[A block of data]
┄┄┄┄┄┄┄┄┄┄┄┄┄┄┄┄┄┄┄┄
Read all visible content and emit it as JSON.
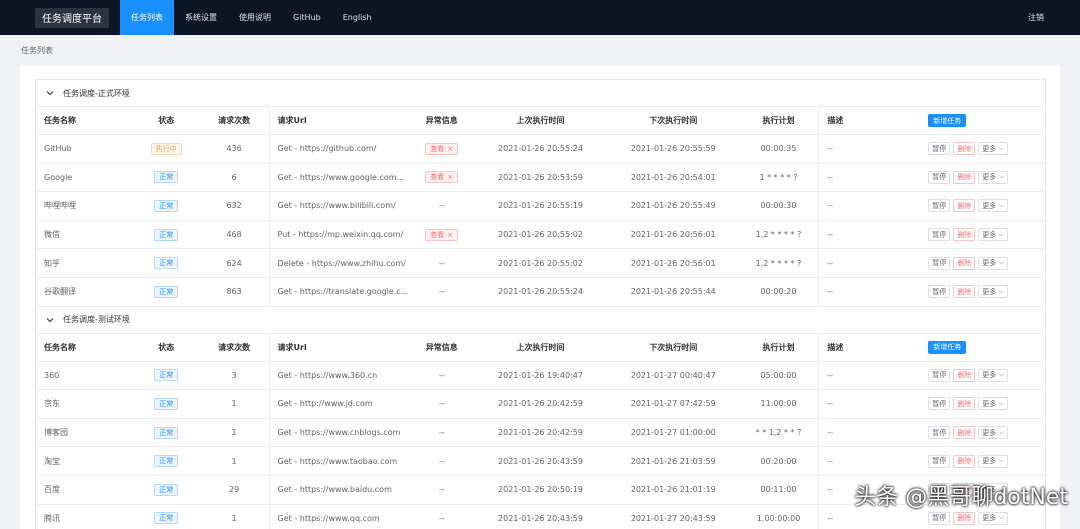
{
  "header": {
    "brand": "任务调度平台",
    "nav": [
      "任务列表",
      "系统设置",
      "使用说明",
      "GitHub",
      "English"
    ],
    "logout": "注销"
  },
  "breadcrumb": "任务列表",
  "columns": [
    "任务名称",
    "状态",
    "请求次数",
    "请求Url",
    "异常信息",
    "上次执行时间",
    "下次执行时间",
    "执行计划",
    "描述"
  ],
  "add_button": "新增任务",
  "actions": {
    "pause": "暂停",
    "delete": "删除",
    "more": "更多"
  },
  "groups": [
    {
      "title": "任务调度-正式环境",
      "rows": [
        {
          "name": "GitHub",
          "status": "执行中",
          "status_type": "run",
          "count": "436",
          "url": "Get - https://github.com/",
          "error": "查看",
          "last": "2021-01-26 20:55:24",
          "next": "2021-01-26 20:55:59",
          "plan": "00:00:35",
          "desc": "--"
        },
        {
          "name": "Google",
          "status": "正常",
          "status_type": "ok",
          "count": "6",
          "url": "Get - https://www.google.com...",
          "error": "查看",
          "last": "2021-01-26 20:53:59",
          "next": "2021-01-26 20:54:01",
          "plan": "1 * * * * ?",
          "desc": "--"
        },
        {
          "name": "哔哩哔哩",
          "status": "正常",
          "status_type": "ok",
          "count": "632",
          "url": "Get - https://www.bilibili.com/",
          "error": "--",
          "last": "2021-01-26 20:55:19",
          "next": "2021-01-26 20:55:49",
          "plan": "00:00:30",
          "desc": "--"
        },
        {
          "name": "微信",
          "status": "正常",
          "status_type": "ok",
          "count": "468",
          "url": "Put - https://mp.weixin.qq.com/",
          "error": "查看",
          "last": "2021-01-26 20:55:02",
          "next": "2021-01-26 20:56:01",
          "plan": "1,2 * * * * ?",
          "desc": "--"
        },
        {
          "name": "知乎",
          "status": "正常",
          "status_type": "ok",
          "count": "624",
          "url": "Delete - https://www.zhihu.com/",
          "error": "--",
          "last": "2021-01-26 20:55:02",
          "next": "2021-01-26 20:56:01",
          "plan": "1,2 * * * * ?",
          "desc": "--"
        },
        {
          "name": "谷歌翻译",
          "status": "正常",
          "status_type": "ok",
          "count": "863",
          "url": "Get - https://translate.google.c...",
          "error": "--",
          "last": "2021-01-26 20:55:24",
          "next": "2021-01-26 20:55:44",
          "plan": "00:00:20",
          "desc": "--"
        }
      ]
    },
    {
      "title": "任务调度-测试环境",
      "rows": [
        {
          "name": "360",
          "status": "正常",
          "status_type": "ok",
          "count": "3",
          "url": "Get - https://www.360.cn",
          "error": "--",
          "last": "2021-01-26 19:40:47",
          "next": "2021-01-27 00:40:47",
          "plan": "05:00:00",
          "desc": "--"
        },
        {
          "name": "京东",
          "status": "正常",
          "status_type": "ok",
          "count": "1",
          "url": "Get - http://www.jd.com",
          "error": "--",
          "last": "2021-01-26 20:42:59",
          "next": "2021-01-27 07:42:59",
          "plan": "11:00:00",
          "desc": "--"
        },
        {
          "name": "博客园",
          "status": "正常",
          "status_type": "ok",
          "count": "1",
          "url": "Get - https://www.cnblogs.com",
          "error": "--",
          "last": "2021-01-26 20:42:59",
          "next": "2021-01-27 01:00:00",
          "plan": "* * 1,2 * * ?",
          "desc": "--"
        },
        {
          "name": "淘宝",
          "status": "正常",
          "status_type": "ok",
          "count": "1",
          "url": "Get - https://www.taobao.com",
          "error": "--",
          "last": "2021-01-26 20:43:59",
          "next": "2021-01-26 21:03:59",
          "plan": "00:20:00",
          "desc": "--"
        },
        {
          "name": "百度",
          "status": "正常",
          "status_type": "ok",
          "count": "29",
          "url": "Get - https://www.baidu.com",
          "error": "--",
          "last": "2021-01-26 20:50:19",
          "next": "2021-01-26 21:01:19",
          "plan": "00:11:00",
          "desc": "--"
        },
        {
          "name": "腾讯",
          "status": "正常",
          "status_type": "ok",
          "count": "1",
          "url": "Get - https://www.qq.com",
          "error": "--",
          "last": "2021-01-26 20:43:59",
          "next": "2021-01-27 20:43:59",
          "plan": "1.00:00:00",
          "desc": "--"
        }
      ]
    }
  ],
  "watermark": "头条 @黑哥聊dotNet"
}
┄┄┄┄┄┄┄┄┄┄┄┄┄┄┄┄┄┄┄┄
--- Goal ---
Look through the entries above and report each line where the string "https" occurs.

--- Correct result ---
          "url": "Get - https://github.com/",
          "url": "Get - https://www.google.com...",
          "url": "Get - https://www.bilibili.com/",
          "url": "Put - https://mp.weixin.qq.com/",
          "url": "Delete - https://www.zhihu.com/",
          "url": "Get - https://translate.google.c...",
          "url": "Get - https://www.360.cn",
          "url": "Get - https://www.cnblogs.com",
          "url": "Get - https://www.taobao.com",
          "url": "Get - https://www.baidu.com",
          "url": "Get - https://www.qq.com",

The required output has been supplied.